> _GIVEN DATA_:

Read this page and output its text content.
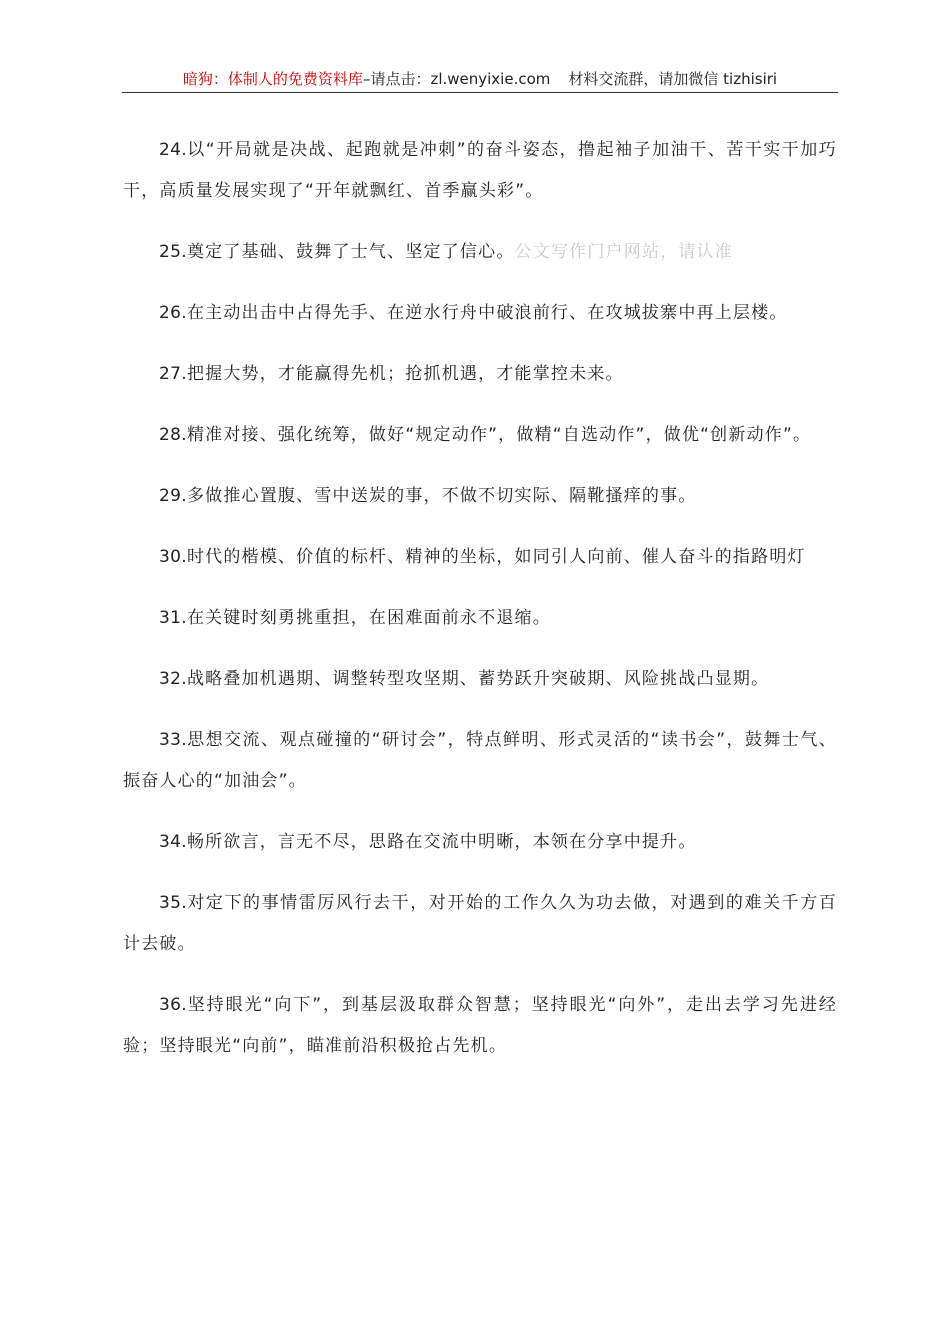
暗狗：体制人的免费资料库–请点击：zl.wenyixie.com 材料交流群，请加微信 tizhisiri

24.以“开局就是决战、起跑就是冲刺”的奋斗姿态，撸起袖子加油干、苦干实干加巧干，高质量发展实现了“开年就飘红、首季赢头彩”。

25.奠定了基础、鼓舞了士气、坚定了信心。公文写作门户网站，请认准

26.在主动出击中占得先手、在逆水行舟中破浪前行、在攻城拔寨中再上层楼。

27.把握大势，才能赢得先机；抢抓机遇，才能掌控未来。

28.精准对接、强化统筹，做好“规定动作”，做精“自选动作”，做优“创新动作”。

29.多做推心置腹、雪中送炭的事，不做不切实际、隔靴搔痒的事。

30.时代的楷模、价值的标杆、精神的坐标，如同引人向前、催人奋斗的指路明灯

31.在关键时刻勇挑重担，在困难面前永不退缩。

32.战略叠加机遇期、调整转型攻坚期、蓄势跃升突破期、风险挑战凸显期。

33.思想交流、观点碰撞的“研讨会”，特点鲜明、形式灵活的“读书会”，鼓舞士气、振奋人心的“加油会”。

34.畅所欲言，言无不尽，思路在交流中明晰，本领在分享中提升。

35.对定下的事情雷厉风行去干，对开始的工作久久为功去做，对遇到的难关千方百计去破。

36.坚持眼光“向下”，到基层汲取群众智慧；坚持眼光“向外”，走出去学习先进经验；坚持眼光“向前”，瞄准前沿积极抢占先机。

> _TASK TO CARRY OUT_: Pictures stay out of the copy; please restate every record above exactly.

> _FULL OUTPUT_:
Read this page and output its text content.
暗狗：体制人的免费资料库–请点击：zl.wenyixie.com 材料交流群，请加微信 tizhisiri

24.以“开局就是决战、起跑就是冲刺”的奋斗姿态，撸起袖子加油干、苦干实干加巧干，高质量发展实现了“开年就飘红、首季赢头彩”。

25.奠定了基础、鼓舞了士气、坚定了信心。公文写作门户网站，请认准

26.在主动出击中占得先手、在逆水行舟中破浪前行、在攻城拔寨中再上层楼。

27.把握大势，才能赢得先机；抢抓机遇，才能掌控未来。

28.精准对接、强化统筹，做好“规定动作”，做精“自选动作”，做优“创新动作”。

29.多做推心置腹、雪中送炭的事，不做不切实际、隔靴搔痒的事。

30.时代的楷模、价值的标杆、精神的坐标，如同引人向前、催人奋斗的指路明灯

31.在关键时刻勇挑重担，在困难面前永不退缩。

32.战略叠加机遇期、调整转型攻坚期、蓄势跃升突破期、风险挑战凸显期。

33.思想交流、观点碰撞的“研讨会”，特点鲜明、形式灵活的“读书会”，鼓舞士气、振奋人心的“加油会”。

34.畅所欲言，言无不尽，思路在交流中明晰，本领在分享中提升。

35.对定下的事情雷厉风行去干，对开始的工作久久为功去做，对遇到的难关千方百计去破。

36.坚持眼光“向下”，到基层汲取群众智慧；坚持眼光“向外”，走出去学习先进经验；坚持眼光“向前”，瞄准前沿积极抢占先机。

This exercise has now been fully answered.